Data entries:
%%

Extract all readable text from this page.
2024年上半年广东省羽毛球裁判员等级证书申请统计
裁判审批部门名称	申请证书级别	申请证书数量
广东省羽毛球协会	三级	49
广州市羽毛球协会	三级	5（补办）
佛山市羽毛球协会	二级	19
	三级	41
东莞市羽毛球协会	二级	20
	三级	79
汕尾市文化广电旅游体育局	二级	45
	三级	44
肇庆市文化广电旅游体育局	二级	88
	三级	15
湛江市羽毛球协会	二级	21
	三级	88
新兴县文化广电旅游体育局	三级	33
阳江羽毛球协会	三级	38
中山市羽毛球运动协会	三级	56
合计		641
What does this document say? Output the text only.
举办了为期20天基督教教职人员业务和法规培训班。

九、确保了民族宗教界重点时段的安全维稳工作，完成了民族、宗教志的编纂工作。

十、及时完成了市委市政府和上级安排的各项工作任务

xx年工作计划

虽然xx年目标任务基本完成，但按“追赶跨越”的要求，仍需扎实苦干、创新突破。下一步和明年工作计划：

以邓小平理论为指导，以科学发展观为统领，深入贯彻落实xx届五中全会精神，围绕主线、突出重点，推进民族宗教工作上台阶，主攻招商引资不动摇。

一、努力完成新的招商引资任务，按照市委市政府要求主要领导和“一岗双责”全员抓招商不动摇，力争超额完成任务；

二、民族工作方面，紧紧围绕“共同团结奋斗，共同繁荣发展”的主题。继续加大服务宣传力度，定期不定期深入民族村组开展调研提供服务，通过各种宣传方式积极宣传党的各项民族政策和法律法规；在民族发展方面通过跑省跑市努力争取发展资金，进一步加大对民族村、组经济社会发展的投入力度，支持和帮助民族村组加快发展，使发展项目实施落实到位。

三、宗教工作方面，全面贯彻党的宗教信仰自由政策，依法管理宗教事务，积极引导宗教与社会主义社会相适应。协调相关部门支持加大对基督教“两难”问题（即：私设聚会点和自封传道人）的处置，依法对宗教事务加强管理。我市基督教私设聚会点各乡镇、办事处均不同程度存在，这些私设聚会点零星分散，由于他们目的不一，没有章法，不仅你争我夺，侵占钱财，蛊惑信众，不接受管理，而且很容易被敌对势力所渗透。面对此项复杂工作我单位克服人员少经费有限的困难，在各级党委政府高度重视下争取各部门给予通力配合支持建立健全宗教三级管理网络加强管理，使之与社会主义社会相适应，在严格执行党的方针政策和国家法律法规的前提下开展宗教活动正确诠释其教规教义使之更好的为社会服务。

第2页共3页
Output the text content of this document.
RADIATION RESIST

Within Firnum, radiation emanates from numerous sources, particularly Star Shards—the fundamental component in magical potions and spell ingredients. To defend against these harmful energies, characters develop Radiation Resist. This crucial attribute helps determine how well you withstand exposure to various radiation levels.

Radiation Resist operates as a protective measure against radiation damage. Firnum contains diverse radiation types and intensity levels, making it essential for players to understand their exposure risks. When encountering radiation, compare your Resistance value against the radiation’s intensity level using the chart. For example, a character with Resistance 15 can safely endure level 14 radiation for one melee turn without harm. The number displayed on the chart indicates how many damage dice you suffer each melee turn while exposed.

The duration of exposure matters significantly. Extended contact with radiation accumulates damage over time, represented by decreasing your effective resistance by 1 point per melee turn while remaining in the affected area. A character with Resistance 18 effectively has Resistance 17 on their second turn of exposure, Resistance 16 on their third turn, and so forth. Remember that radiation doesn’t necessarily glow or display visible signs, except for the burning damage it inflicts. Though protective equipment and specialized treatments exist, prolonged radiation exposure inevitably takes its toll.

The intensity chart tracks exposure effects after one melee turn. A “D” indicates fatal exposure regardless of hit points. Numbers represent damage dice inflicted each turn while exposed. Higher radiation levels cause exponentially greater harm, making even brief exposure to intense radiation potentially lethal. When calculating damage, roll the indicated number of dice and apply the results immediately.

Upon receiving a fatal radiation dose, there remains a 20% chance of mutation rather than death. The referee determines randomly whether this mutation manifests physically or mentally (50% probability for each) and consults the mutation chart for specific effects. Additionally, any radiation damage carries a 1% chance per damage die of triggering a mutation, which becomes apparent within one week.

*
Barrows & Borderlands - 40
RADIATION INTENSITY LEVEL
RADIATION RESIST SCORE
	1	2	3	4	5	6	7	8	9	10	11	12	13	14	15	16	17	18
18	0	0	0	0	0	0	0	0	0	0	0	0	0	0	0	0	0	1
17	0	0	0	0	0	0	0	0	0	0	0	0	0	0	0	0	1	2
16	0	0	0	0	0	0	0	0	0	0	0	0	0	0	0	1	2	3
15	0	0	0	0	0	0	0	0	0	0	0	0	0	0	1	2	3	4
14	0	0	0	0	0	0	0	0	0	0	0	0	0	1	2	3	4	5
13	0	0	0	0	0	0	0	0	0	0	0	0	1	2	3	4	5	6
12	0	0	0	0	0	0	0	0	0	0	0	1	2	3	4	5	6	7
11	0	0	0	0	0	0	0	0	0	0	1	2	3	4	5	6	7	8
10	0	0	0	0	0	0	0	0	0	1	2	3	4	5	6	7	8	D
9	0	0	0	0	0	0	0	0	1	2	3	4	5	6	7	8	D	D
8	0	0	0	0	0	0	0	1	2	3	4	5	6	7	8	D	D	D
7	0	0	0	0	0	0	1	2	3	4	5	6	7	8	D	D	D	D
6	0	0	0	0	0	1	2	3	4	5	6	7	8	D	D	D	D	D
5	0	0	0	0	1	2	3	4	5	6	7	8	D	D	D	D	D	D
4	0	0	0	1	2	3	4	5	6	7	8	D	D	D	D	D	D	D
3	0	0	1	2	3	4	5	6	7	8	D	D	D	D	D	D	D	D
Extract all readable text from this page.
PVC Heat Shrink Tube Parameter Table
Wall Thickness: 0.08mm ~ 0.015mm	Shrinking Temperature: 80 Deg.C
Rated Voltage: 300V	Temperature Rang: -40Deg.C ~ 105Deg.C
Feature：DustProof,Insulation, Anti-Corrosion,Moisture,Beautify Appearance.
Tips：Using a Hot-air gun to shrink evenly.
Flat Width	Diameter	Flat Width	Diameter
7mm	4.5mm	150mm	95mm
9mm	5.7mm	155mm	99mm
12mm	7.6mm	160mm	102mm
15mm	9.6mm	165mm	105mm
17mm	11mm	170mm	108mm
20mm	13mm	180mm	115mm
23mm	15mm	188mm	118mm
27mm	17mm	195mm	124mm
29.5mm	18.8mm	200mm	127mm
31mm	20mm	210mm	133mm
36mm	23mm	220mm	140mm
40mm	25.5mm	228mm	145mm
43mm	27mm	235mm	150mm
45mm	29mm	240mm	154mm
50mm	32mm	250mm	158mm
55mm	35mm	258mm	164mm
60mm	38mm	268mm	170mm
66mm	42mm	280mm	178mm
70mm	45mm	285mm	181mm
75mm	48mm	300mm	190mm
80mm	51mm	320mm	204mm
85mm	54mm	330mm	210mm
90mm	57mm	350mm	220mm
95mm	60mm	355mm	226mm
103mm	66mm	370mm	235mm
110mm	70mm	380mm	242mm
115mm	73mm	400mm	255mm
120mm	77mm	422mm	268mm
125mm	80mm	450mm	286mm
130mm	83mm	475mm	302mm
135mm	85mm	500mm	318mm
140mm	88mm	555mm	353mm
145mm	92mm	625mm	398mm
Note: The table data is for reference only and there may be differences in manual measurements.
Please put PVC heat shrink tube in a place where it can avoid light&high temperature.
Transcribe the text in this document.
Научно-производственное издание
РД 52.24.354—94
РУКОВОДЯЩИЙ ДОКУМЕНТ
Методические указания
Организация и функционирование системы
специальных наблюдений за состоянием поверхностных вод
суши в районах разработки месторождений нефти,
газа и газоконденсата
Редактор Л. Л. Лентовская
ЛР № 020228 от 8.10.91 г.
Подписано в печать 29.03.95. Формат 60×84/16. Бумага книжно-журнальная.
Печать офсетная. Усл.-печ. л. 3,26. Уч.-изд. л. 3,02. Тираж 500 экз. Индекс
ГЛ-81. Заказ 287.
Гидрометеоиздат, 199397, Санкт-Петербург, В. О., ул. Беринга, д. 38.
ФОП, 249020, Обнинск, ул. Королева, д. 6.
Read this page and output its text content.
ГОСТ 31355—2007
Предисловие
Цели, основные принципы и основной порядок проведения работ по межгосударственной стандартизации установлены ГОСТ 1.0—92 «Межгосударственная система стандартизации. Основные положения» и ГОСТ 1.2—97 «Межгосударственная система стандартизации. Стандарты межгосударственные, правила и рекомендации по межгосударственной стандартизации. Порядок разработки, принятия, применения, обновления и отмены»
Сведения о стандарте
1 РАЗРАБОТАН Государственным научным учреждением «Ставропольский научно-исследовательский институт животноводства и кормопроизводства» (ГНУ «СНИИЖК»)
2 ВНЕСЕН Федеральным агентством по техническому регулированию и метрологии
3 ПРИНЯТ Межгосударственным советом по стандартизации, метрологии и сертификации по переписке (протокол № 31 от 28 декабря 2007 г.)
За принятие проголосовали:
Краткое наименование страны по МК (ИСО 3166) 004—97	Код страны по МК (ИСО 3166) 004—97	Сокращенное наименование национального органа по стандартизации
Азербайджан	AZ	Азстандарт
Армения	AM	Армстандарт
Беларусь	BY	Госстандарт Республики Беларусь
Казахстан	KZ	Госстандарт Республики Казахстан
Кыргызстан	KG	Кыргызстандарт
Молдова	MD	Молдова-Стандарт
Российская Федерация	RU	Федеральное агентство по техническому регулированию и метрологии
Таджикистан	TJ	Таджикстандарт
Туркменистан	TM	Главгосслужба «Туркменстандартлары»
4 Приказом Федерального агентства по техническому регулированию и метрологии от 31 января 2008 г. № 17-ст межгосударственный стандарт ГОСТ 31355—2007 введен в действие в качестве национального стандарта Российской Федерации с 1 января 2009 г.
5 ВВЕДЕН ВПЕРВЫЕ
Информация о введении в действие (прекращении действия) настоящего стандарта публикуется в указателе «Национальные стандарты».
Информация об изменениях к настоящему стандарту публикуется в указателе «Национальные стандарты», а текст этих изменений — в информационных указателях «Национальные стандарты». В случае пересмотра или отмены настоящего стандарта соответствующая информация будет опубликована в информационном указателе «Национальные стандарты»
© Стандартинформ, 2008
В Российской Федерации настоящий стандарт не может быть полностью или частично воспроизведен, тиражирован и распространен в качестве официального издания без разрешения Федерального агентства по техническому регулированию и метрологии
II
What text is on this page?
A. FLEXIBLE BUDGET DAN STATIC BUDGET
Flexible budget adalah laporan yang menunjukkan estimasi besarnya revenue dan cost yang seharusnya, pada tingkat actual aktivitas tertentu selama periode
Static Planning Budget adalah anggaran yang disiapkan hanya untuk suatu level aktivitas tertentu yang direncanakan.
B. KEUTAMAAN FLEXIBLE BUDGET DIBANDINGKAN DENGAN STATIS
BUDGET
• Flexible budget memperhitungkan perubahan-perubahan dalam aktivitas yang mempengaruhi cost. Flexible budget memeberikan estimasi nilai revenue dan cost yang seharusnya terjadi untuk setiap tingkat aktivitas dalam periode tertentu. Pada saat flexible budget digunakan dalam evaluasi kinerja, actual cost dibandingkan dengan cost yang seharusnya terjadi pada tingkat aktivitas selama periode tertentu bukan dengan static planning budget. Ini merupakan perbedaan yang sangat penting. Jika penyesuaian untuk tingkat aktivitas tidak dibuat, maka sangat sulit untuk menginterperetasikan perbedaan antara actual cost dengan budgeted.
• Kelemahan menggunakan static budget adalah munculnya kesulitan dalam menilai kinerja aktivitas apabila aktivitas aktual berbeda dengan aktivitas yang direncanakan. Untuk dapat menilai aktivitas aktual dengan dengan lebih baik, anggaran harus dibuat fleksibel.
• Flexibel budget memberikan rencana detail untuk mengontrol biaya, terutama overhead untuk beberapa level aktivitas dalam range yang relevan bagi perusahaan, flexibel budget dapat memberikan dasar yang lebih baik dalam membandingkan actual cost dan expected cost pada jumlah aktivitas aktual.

%%

What this task involves: Above are the records; copy exactly the lines from the one with "What text is on this page?" through the final line.

Answer for this exercise:
What text is on this page?
A. FLEXIBLE BUDGET DAN STATIC BUDGET
Flexible budget adalah laporan yang menunjukkan estimasi besarnya revenue dan cost yang seharusnya, pada tingkat actual aktivitas tertentu selama periode
Static Planning Budget adalah anggaran yang disiapkan hanya untuk suatu level aktivitas tertentu yang direncanakan.
B. KEUTAMAAN FLEXIBLE BUDGET DIBANDINGKAN DENGAN STATIS
BUDGET
• Flexible budget memperhitungkan perubahan-perubahan dalam aktivitas yang mempengaruhi cost. Flexible budget memeberikan estimasi nilai revenue dan cost yang seharusnya terjadi untuk setiap tingkat aktivitas dalam periode tertentu. Pada saat flexible budget digunakan dalam evaluasi kinerja, actual cost dibandingkan dengan cost yang seharusnya terjadi pada tingkat aktivitas selama periode tertentu bukan dengan static planning budget. Ini merupakan perbedaan yang sangat penting. Jika penyesuaian untuk tingkat aktivitas tidak dibuat, maka sangat sulit untuk menginterperetasikan perbedaan antara actual cost dengan budgeted.
• Kelemahan menggunakan static budget adalah munculnya kesulitan dalam menilai kinerja aktivitas apabila aktivitas aktual berbeda dengan aktivitas yang direncanakan. Untuk dapat menilai aktivitas aktual dengan dengan lebih baik, anggaran harus dibuat fleksibel.
• Flexibel budget memberikan rencana detail untuk mengontrol biaya, terutama overhead untuk beberapa level aktivitas dalam range yang relevan bagi perusahaan, flexibel budget dapat memberikan dasar yang lebih baik dalam membandingkan actual cost dan expected cost pada jumlah aktivitas aktual.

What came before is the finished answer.